### Exercise prompt
From the entries below, list each line with "grid".

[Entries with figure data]
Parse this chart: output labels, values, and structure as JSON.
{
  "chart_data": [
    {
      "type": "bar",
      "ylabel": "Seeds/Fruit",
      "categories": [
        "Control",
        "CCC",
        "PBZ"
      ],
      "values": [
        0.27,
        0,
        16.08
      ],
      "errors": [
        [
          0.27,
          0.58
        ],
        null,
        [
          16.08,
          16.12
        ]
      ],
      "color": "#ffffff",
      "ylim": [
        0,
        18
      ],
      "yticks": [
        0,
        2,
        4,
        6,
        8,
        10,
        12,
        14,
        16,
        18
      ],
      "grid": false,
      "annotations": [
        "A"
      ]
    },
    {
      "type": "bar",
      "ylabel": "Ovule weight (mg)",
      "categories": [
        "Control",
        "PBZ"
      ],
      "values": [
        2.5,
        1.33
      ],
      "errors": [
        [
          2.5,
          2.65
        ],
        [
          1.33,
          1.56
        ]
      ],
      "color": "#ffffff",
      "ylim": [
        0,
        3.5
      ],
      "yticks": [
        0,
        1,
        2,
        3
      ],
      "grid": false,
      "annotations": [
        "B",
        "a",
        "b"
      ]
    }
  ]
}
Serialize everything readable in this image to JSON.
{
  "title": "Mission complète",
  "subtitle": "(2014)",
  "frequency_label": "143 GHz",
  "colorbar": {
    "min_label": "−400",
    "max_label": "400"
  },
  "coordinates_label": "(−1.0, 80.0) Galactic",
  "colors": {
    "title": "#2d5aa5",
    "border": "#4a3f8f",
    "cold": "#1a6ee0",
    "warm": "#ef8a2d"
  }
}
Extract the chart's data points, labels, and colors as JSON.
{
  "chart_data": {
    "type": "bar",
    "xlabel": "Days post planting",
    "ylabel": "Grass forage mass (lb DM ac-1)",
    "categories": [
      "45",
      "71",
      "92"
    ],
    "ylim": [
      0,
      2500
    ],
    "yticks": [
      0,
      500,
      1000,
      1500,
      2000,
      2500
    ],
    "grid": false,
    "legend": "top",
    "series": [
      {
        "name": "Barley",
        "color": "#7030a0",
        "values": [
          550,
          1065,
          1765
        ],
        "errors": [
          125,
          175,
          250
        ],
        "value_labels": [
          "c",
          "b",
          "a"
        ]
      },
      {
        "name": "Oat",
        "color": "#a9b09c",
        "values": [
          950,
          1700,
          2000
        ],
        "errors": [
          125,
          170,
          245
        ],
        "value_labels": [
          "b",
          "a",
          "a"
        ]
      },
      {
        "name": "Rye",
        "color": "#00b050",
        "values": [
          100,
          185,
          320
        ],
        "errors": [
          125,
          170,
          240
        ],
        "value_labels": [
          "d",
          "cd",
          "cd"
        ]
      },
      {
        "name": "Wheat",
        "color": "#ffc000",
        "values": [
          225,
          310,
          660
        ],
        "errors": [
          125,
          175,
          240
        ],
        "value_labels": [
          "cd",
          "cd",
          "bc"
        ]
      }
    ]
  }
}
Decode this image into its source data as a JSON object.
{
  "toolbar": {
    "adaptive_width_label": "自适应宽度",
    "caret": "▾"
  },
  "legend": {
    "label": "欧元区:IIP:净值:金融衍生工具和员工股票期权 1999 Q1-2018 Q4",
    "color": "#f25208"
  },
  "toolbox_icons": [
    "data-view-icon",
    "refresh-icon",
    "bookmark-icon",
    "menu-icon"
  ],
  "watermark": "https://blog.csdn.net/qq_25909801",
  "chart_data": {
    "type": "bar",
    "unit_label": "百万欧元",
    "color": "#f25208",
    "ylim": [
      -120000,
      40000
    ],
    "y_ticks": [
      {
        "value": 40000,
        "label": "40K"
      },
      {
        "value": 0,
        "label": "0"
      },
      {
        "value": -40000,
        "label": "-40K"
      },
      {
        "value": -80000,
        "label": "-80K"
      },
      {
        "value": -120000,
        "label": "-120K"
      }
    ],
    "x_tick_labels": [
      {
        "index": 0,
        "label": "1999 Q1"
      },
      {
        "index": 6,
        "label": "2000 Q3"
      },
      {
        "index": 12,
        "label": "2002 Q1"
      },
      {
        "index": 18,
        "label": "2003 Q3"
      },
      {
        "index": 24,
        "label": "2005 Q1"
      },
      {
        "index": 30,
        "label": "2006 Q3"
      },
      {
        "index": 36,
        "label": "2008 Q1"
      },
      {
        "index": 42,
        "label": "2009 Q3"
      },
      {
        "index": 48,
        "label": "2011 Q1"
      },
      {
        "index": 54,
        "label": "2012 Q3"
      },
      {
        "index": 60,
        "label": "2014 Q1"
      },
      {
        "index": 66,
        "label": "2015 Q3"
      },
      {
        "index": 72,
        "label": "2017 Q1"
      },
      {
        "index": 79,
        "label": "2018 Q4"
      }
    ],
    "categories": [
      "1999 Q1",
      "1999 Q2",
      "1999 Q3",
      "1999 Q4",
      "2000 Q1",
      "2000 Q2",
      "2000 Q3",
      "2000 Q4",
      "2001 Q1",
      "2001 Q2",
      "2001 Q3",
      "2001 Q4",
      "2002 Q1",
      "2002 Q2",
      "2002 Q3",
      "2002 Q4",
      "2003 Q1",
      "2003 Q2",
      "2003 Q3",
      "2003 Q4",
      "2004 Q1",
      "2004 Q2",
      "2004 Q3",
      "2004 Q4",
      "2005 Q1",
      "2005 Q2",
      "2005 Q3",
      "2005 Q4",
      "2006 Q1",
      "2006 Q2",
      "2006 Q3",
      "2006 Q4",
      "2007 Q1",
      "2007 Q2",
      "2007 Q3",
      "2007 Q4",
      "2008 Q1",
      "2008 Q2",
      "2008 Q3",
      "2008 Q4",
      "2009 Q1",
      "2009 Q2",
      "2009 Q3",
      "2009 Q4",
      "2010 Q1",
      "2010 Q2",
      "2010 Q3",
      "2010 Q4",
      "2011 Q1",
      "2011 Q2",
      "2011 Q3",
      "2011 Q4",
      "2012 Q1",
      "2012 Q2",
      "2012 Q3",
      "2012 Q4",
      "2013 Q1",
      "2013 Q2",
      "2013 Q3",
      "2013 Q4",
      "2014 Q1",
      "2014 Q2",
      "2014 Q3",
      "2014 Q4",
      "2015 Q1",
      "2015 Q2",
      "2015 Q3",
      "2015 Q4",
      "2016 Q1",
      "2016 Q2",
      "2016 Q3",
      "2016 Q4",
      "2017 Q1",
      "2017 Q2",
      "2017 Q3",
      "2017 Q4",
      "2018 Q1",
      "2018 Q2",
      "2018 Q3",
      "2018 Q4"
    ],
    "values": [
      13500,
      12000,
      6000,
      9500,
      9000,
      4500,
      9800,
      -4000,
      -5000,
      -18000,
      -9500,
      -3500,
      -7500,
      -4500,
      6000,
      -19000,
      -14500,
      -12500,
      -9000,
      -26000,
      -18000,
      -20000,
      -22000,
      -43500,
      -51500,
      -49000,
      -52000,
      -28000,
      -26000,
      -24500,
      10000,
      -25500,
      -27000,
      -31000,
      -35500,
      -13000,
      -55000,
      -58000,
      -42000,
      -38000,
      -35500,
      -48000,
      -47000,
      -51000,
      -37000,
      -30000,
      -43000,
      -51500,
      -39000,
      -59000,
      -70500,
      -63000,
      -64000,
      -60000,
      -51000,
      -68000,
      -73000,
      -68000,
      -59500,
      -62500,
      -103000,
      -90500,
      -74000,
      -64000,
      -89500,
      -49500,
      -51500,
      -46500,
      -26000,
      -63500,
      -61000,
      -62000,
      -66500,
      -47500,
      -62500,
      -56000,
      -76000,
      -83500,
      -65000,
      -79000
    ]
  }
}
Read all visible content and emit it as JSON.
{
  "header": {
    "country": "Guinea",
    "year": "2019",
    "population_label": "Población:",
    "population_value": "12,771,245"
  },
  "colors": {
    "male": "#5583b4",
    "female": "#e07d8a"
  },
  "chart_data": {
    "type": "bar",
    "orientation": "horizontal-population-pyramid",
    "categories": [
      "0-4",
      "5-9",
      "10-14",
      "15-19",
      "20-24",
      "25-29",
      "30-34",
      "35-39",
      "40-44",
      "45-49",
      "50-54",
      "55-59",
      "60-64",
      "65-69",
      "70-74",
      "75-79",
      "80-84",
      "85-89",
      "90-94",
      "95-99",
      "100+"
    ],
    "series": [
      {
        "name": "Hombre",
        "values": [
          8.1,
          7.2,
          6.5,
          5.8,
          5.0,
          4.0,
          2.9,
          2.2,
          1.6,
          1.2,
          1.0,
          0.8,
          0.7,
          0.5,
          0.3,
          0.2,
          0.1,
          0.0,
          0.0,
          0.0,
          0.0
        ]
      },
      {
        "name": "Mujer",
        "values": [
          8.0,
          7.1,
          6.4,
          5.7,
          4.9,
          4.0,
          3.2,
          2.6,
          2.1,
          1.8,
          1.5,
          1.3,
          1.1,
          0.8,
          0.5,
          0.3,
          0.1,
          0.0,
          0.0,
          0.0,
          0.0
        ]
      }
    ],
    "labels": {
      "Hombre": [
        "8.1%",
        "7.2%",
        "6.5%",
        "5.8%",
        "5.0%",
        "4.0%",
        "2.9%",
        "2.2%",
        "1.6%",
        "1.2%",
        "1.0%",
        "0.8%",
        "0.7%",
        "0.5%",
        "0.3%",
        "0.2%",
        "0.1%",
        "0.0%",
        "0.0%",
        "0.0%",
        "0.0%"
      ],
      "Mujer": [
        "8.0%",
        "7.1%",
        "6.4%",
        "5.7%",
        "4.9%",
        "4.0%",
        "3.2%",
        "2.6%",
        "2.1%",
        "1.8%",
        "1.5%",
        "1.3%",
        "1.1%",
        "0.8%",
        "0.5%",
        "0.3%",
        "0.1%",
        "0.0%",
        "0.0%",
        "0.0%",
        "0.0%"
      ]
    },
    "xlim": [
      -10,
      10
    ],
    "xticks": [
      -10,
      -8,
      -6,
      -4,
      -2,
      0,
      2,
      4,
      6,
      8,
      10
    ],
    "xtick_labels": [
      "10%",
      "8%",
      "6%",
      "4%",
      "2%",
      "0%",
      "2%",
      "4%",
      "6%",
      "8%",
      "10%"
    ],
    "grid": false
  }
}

### Result of the exercise
      "grid": false,
      "grid": false,
    "grid": false,
    "grid": false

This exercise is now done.